>> Begin Dataset records

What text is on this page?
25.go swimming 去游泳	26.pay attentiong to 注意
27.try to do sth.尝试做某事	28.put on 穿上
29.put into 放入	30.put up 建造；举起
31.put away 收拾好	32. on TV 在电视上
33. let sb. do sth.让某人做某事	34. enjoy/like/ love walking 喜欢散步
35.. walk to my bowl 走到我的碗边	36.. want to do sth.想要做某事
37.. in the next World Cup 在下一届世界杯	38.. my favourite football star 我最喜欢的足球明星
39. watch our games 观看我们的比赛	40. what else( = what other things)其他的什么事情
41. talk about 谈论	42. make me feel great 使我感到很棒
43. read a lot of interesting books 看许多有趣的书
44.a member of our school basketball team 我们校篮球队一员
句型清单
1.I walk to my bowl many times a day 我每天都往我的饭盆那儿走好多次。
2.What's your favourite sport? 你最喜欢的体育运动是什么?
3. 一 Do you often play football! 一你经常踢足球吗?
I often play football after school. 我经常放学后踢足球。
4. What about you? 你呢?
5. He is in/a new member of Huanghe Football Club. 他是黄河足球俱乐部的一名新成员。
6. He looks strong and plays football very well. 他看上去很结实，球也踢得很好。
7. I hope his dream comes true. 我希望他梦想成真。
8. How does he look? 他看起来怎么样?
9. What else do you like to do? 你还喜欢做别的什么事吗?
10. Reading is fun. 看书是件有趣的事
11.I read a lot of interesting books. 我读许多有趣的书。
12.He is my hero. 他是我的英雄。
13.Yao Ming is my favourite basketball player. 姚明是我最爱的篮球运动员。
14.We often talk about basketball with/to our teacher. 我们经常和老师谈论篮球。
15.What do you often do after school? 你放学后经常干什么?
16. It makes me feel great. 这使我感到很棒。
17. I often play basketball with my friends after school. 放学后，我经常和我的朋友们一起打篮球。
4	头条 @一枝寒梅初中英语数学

>> End Dataset records

The task »
Your task is to collect every line above that contains the word "after".

Task answer »
I often play football after school. 我经常放学后踢足球。
15.What do you often do after school? 你放学后经常干什么?
17. I often play basketball with my friends after school. 放学后，我经常和我的朋友们一起打篮球。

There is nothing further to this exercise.